### Exercise description
Copy out each line of the material below with no changes.

### Data provided
----------
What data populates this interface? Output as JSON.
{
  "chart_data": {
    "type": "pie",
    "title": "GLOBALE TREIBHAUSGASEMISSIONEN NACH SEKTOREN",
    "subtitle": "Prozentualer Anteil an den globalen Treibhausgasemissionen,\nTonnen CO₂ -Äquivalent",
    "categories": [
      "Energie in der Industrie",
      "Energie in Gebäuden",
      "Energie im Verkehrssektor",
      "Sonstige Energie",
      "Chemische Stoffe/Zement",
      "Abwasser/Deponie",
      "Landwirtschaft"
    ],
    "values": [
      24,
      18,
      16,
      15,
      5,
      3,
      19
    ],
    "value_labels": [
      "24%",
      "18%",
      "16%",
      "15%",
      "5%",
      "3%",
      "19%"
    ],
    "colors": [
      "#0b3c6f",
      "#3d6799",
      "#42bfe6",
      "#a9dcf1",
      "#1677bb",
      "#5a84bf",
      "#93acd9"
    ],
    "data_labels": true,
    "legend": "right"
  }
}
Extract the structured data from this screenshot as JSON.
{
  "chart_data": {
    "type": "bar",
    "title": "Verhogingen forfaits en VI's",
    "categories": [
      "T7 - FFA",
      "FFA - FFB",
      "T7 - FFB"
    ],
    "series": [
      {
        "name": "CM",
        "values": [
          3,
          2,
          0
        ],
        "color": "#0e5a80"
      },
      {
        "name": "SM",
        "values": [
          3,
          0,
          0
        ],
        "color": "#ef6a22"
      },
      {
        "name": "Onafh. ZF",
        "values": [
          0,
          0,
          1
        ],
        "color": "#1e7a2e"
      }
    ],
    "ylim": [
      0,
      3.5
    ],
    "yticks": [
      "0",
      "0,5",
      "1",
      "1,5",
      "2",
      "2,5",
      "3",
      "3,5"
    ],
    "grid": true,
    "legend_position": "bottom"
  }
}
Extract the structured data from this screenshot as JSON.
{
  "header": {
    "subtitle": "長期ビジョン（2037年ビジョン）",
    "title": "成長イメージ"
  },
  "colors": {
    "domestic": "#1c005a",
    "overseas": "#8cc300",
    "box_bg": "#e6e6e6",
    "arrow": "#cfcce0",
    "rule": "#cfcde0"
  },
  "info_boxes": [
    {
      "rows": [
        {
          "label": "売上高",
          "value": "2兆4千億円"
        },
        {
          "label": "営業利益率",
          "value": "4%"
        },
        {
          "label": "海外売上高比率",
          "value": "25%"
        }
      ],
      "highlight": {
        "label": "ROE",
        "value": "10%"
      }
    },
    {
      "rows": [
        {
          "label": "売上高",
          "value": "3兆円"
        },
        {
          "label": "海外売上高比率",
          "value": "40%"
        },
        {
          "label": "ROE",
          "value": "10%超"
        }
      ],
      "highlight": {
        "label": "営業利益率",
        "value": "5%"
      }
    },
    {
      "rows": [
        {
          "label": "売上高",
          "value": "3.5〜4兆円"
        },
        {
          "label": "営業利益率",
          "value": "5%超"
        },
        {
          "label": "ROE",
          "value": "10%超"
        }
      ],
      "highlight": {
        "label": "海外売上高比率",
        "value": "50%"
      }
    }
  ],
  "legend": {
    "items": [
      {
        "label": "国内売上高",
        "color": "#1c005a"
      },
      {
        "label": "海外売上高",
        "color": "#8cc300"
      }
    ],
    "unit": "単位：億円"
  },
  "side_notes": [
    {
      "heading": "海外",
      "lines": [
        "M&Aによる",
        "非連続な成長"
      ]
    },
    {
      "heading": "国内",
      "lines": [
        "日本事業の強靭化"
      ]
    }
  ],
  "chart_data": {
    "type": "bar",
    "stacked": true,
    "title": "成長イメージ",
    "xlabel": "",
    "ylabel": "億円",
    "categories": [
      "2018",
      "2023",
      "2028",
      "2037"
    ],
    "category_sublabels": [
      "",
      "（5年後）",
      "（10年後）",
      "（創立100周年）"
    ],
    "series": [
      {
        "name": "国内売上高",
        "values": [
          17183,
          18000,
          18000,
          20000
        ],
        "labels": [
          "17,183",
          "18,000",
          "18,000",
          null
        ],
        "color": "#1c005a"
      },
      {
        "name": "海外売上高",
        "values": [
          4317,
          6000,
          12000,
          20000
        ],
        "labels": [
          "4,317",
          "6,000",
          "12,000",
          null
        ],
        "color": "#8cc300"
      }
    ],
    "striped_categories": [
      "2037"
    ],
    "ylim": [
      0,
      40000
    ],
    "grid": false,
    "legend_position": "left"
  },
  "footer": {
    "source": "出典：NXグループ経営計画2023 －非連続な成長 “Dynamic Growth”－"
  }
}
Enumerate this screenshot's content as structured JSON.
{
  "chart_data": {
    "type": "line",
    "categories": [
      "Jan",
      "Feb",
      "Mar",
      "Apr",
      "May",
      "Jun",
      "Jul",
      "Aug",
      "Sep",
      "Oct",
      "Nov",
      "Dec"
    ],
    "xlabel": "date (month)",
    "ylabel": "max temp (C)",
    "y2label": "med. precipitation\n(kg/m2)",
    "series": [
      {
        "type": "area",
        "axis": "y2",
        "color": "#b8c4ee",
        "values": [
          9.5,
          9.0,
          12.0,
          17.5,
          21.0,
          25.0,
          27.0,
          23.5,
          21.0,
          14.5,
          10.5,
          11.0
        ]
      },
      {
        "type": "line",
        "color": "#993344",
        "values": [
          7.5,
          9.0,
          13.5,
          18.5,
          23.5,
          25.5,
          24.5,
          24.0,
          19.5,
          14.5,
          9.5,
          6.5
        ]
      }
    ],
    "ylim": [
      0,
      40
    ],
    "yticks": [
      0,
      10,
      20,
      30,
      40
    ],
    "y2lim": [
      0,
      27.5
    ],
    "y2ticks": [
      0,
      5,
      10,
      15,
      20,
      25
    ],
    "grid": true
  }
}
----------
### Solution to this exercise
What data populates this interface? Output as JSON.
{
  "chart_data": {
    "type": "pie",
    "title": "GLOBALE TREIBHAUSGASEMISSIONEN NACH SEKTOREN",
    "subtitle": "Prozentualer Anteil an den globalen Treibhausgasemissionen,\nTonnen CO₂ -Äquivalent",
    "categories": [
      "Energie in der Industrie",
      "Energie in Gebäuden",
      "Energie im Verkehrssektor",
      "Sonstige Energie",
      "Chemische Stoffe/Zement",
      "Abwasser/Deponie",
      "Landwirtschaft"
    ],
    "values": [
      24,
      18,
      16,
      15,
      5,
      3,
      19
    ],
    "value_labels": [
      "24%",
      "18%",
      "16%",
      "15%",
      "5%",
      "3%",
      "19%"
    ],
    "colors": [
      "#0b3c6f",
      "#3d6799",
      "#42bfe6",
      "#a9dcf1",
      "#1677bb",
      "#5a84bf",
      "#93acd9"
    ],
    "data_labels": true,
    "legend": "right"
  }
}
Extract the structured data from this screenshot as JSON.
{
  "chart_data": {
    "type": "bar",
    "title": "Verhogingen forfaits en VI's",
    "categories": [
      "T7 - FFA",
      "FFA - FFB",
      "T7 - FFB"
    ],
    "series": [
      {
        "name": "CM",
        "values": [
          3,
          2,
          0
        ],
        "color": "#0e5a80"
      },
      {
        "name": "SM",
        "values": [
          3,
          0,
          0
        ],
        "color": "#ef6a22"
      },
      {
        "name": "Onafh. ZF",
        "values": [
          0,
          0,
          1
        ],
        "color": "#1e7a2e"
      }
    ],
    "ylim": [
      0,
      3.5
    ],
    "yticks": [
      "0",
      "0,5",
      "1",
      "1,5",
      "2",
      "2,5",
      "3",
      "3,5"
    ],
    "grid": true,
    "legend_position": "bottom"
  }
}
Extract the structured data from this screenshot as JSON.
{
  "header": {
    "subtitle": "長期ビジョン（2037年ビジョン）",
    "title": "成長イメージ"
  },
  "colors": {
    "domestic": "#1c005a",
    "overseas": "#8cc300",
    "box_bg": "#e6e6e6",
    "arrow": "#cfcce0",
    "rule": "#cfcde0"
  },
  "info_boxes": [
    {
      "rows": [
        {
          "label": "売上高",
          "value": "2兆4千億円"
        },
        {
          "label": "営業利益率",
          "value": "4%"
        },
        {
          "label": "海外売上高比率",
          "value": "25%"
        }
      ],
      "highlight": {
        "label": "ROE",
        "value": "10%"
      }
    },
    {
      "rows": [
        {
          "label": "売上高",
          "value": "3兆円"
        },
        {
          "label": "海外売上高比率",
          "value": "40%"
        },
        {
          "label": "ROE",
          "value": "10%超"
        }
      ],
      "highlight": {
        "label": "営業利益率",
        "value": "5%"
      }
    },
    {
      "rows": [
        {
          "label": "売上高",
          "value": "3.5〜4兆円"
        },
        {
          "label": "営業利益率",
          "value": "5%超"
        },
        {
          "label": "ROE",
          "value": "10%超"
        }
      ],
      "highlight": {
        "label": "海外売上高比率",
        "value": "50%"
      }
    }
  ],
  "legend": {
    "items": [
      {
        "label": "国内売上高",
        "color": "#1c005a"
      },
      {
        "label": "海外売上高",
        "color": "#8cc300"
      }
    ],
    "unit": "単位：億円"
  },
  "side_notes": [
    {
      "heading": "海外",
      "lines": [
        "M&Aによる",
        "非連続な成長"
      ]
    },
    {
      "heading": "国内",
      "lines": [
        "日本事業の強靭化"
      ]
    }
  ],
  "chart_data": {
    "type": "bar",
    "stacked": true,
    "title": "成長イメージ",
    "xlabel": "",
    "ylabel": "億円",
    "categories": [
      "2018",
      "2023",
      "2028",
      "2037"
    ],
    "category_sublabels": [
      "",
      "（5年後）",
      "（10年後）",
      "（創立100周年）"
    ],
    "series": [
      {
        "name": "国内売上高",
        "values": [
          17183,
          18000,
          18000,
          20000
        ],
        "labels": [
          "17,183",
          "18,000",
          "18,000",
          null
        ],
        "color": "#1c005a"
      },
      {
        "name": "海外売上高",
        "values": [
          4317,
          6000,
          12000,
          20000
        ],
        "labels": [
          "4,317",
          "6,000",
          "12,000",
          null
        ],
        "color": "#8cc300"
      }
    ],
    "striped_categories": [
      "2037"
    ],
    "ylim": [
      0,
      40000
    ],
    "grid": false,
    "legend_position": "left"
  },
  "footer": {
    "source": "出典：NXグループ経営計画2023 －非連続な成長 “Dynamic Growth”－"
  }
}
Enumerate this screenshot's content as structured JSON.
{
  "chart_data": {
    "type": "line",
    "categories": [
      "Jan",
      "Feb",
      "Mar",
      "Apr",
      "May",
      "Jun",
      "Jul",
      "Aug",
      "Sep",
      "Oct",
      "Nov",
      "Dec"
    ],
    "xlabel": "date (month)",
    "ylabel": "max temp (C)",
    "y2label": "med. precipitation\n(kg/m2)",
    "series": [
      {
        "type": "area",
        "axis": "y2",
        "color": "#b8c4ee",
        "values": [
          9.5,
          9.0,
          12.0,
          17.5,
          21.0,
          25.0,
          27.0,
          23.5,
          21.0,
          14.5,
          10.5,
          11.0
        ]
      },
      {
        "type": "line",
        "color": "#993344",
        "values": [
          7.5,
          9.0,
          13.5,
          18.5,
          23.5,
          25.5,
          24.5,
          24.0,
          19.5,
          14.5,
          9.5,
          6.5
        ]
      }
    ],
    "ylim": [
      0,
      40
    ],
    "yticks": [
      0,
      10,
      20,
      30,
      40
    ],
    "y2lim": [
      0,
      27.5
    ],
    "y2ticks": [
      0,
      5,
      10,
      15,
      20,
      25
    ],
    "grid": true
  }
}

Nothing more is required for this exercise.